Description of the task: Copy word for word the lines of the data from the line containing "timeline-handle[interactable] xyxy=(632,661,638,666)" to the line containing "time-display: 2023-07-19 12:00:00", including both of those lines.

Data excerpts:
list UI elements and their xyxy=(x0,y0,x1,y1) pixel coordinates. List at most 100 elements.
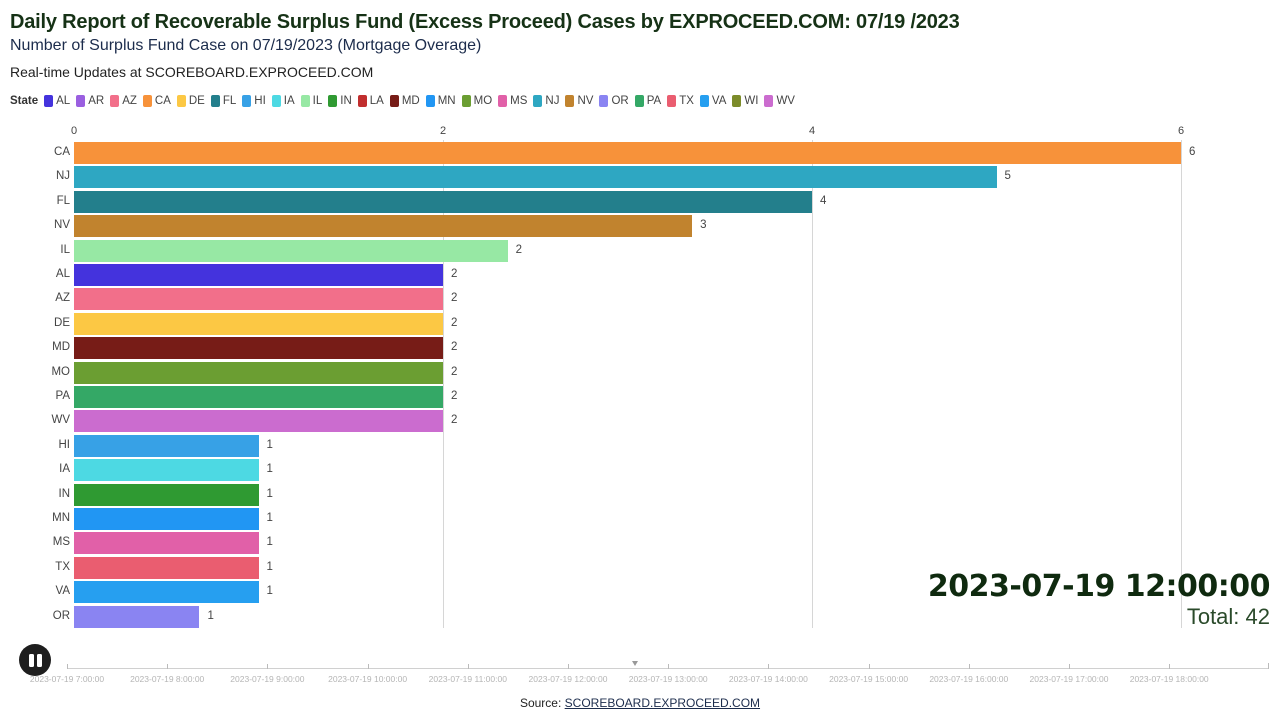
timeline-handle[interactable] xyxy=(632,661,638,666)
timeline-label: 2023-07-19 15:00:00 xyxy=(829,674,909,684)
legend-item-in[interactable]: IN xyxy=(328,95,352,107)
bar-category-label: IN xyxy=(58,487,71,500)
bar-row-mo: MO 2 xyxy=(0,361,1280,384)
bar-value-label: 2 xyxy=(451,316,458,329)
legend-item-la[interactable]: LA xyxy=(357,95,384,107)
legend-label: VA xyxy=(711,95,727,107)
bar-category-label: HI xyxy=(58,438,71,451)
timeline-label: 2023-07-19 11:00:00 xyxy=(428,674,507,684)
legend-item-wv[interactable]: WV xyxy=(764,95,795,107)
legend-item-ia[interactable]: IA xyxy=(271,95,295,107)
bar-ca[interactable] xyxy=(74,142,1181,164)
gridline xyxy=(812,140,813,628)
legend-item-mo[interactable]: MO xyxy=(461,95,492,107)
legend-item-fl[interactable]: FL xyxy=(210,95,236,107)
legend-swatch xyxy=(110,95,120,107)
time-display: 2023-07-19 12:00:00 Total: 42 xyxy=(928,570,1271,630)
legend: State AL AR AZ CA DE FL HI IA IL IN LA MD MN MO MS NJ NV… xyxy=(10,95,801,107)
legend-item-nj[interactable]: NJ xyxy=(533,95,559,107)
x-tick-label: 6 xyxy=(1177,125,1185,137)
timeline-tick xyxy=(67,664,68,669)
legend-item-ca[interactable]: CA xyxy=(142,95,171,107)
bar-nv[interactable] xyxy=(74,215,693,238)
legend-item-az[interactable]: AZ xyxy=(110,95,137,107)
timeline-end-tick xyxy=(1268,663,1269,669)
timeline-tick xyxy=(768,664,770,669)
bar-ms[interactable] xyxy=(74,532,259,555)
legend-item-pa[interactable]: PA xyxy=(634,95,661,107)
bar-az[interactable] xyxy=(74,288,443,311)
bar-category-label: IA xyxy=(59,463,70,476)
legend-label: MS xyxy=(510,95,528,107)
bar-wv[interactable] xyxy=(74,410,443,433)
bar-value-label: 2 xyxy=(451,365,458,378)
source-link[interactable]: SCOREBOARD.EXPROCEED.COM xyxy=(564,696,761,710)
bar-value-label: 2 xyxy=(515,243,522,256)
timeline-tick xyxy=(668,664,670,669)
bar-category-label: MN xyxy=(52,512,70,524)
legend-item-al[interactable]: AL xyxy=(44,95,70,107)
bar-il[interactable] xyxy=(74,239,508,262)
legend-item-mn[interactable]: MN xyxy=(425,95,456,107)
bar-category-label: OR xyxy=(52,609,70,622)
bar-row-nv: NV 3 xyxy=(0,215,1280,238)
x-tick-label: 2 xyxy=(439,125,447,137)
legend-item-tx[interactable]: TX xyxy=(667,95,694,107)
bar-or[interactable] xyxy=(74,605,200,628)
legend-item-or[interactable]: OR xyxy=(599,95,629,107)
bar-nj[interactable] xyxy=(74,166,997,189)
bar-md[interactable] xyxy=(74,337,443,360)
legend-item-ar[interactable]: AR xyxy=(76,95,104,107)
legend-swatch xyxy=(461,95,471,107)
bar-value-label: 2 xyxy=(451,268,458,280)
pause-button[interactable] xyxy=(19,644,51,676)
bar-mo[interactable] xyxy=(74,361,443,384)
legend-item-hi[interactable]: HI xyxy=(242,95,266,107)
legend-item-nv[interactable]: NV xyxy=(565,95,593,107)
bar-ia[interactable] xyxy=(74,459,259,482)
bar-row-tx: TX 1 xyxy=(0,556,1280,579)
bar-value-label: 1 xyxy=(266,438,273,451)
legend-swatch xyxy=(76,95,86,107)
bar-fl[interactable] xyxy=(74,190,812,213)
bar-row-wv: WV 2 xyxy=(0,410,1280,433)
bar-in[interactable] xyxy=(74,483,259,506)
bar-category-label: NV xyxy=(54,219,70,232)
bar-mn[interactable] xyxy=(74,508,259,530)
timeline-label: 2023-07-19 18:00:00 xyxy=(1129,674,1209,684)
bar-category-label: MS xyxy=(52,536,70,549)
legend-item-wi[interactable]: WI xyxy=(732,95,758,107)
bar-category-label: VA xyxy=(55,585,71,598)
legend-item-va[interactable]: VA xyxy=(699,95,727,107)
bar-hi[interactable] xyxy=(74,434,259,457)
legend-swatch xyxy=(498,95,508,107)
bar-pa[interactable] xyxy=(74,386,443,408)
bar-category-label: PA xyxy=(55,390,71,402)
bar-row-ia: IA 1 xyxy=(0,459,1280,482)
bar-va[interactable] xyxy=(74,581,259,604)
legend-swatch xyxy=(425,95,435,107)
bar-al[interactable] xyxy=(74,264,443,286)
bar-de[interactable] xyxy=(74,312,443,335)
bar-category-label: CA xyxy=(54,146,70,158)
legend-item-ms[interactable]: MS xyxy=(498,95,527,107)
bar-category-label: DE xyxy=(54,316,70,329)
legend-swatch xyxy=(210,95,220,107)
timeline-tick xyxy=(568,664,569,669)
bar-tx[interactable] xyxy=(74,556,259,579)
pause-icon xyxy=(28,653,34,667)
legend-label: MN xyxy=(437,95,456,107)
legend-label: TX xyxy=(679,95,694,107)
timeline-label: 2023-07-19 12:00:00 xyxy=(528,674,608,684)
legend-swatch xyxy=(565,95,575,107)
legend-item-il[interactable]: IL xyxy=(300,95,322,107)
timeline-label: 2023-07-19 7:00:00 xyxy=(29,674,105,684)
timeline-label: 2023-07-19 9:00:00 xyxy=(230,674,305,684)
timeline-slider[interactable] xyxy=(67,663,1269,669)
legend-item-md[interactable]: MD xyxy=(389,95,420,107)
legend-item-de[interactable]: DE xyxy=(176,95,205,107)
legend-swatch xyxy=(667,95,677,107)
bar-row-de: DE 2 xyxy=(0,312,1280,335)
legend-swatch xyxy=(599,95,609,107)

Solution for this problem:
timeline-handle[interactable] xyxy=(632,661,638,666)
timeline-label: 2023-07-19 15:00:00 xyxy=(829,674,909,684)
legend-item-in[interactable]: IN xyxy=(328,95,352,107)
bar-category-label: IN xyxy=(58,487,71,500)
bar-row-mo: MO 2 xyxy=(0,361,1280,384)
bar-value-label: 2 xyxy=(451,316,458,329)
legend-item-la[interactable]: LA xyxy=(357,95,384,107)
legend-label: VA xyxy=(711,95,727,107)
bar-category-label: HI xyxy=(58,438,71,451)
timeline-label: 2023-07-19 11:00:00 xyxy=(428,674,507,684)
legend-item-wv[interactable]: WV xyxy=(764,95,795,107)
legend-item-ia[interactable]: IA xyxy=(271,95,295,107)
bar-ca[interactable] xyxy=(74,142,1181,164)
gridline xyxy=(812,140,813,628)
legend-item-mo[interactable]: MO xyxy=(461,95,492,107)
legend-item-fl[interactable]: FL xyxy=(210,95,236,107)
legend-swatch xyxy=(110,95,120,107)
time-display: 2023-07-19 12:00:00 Total: 42 xyxy=(928,570,1271,630)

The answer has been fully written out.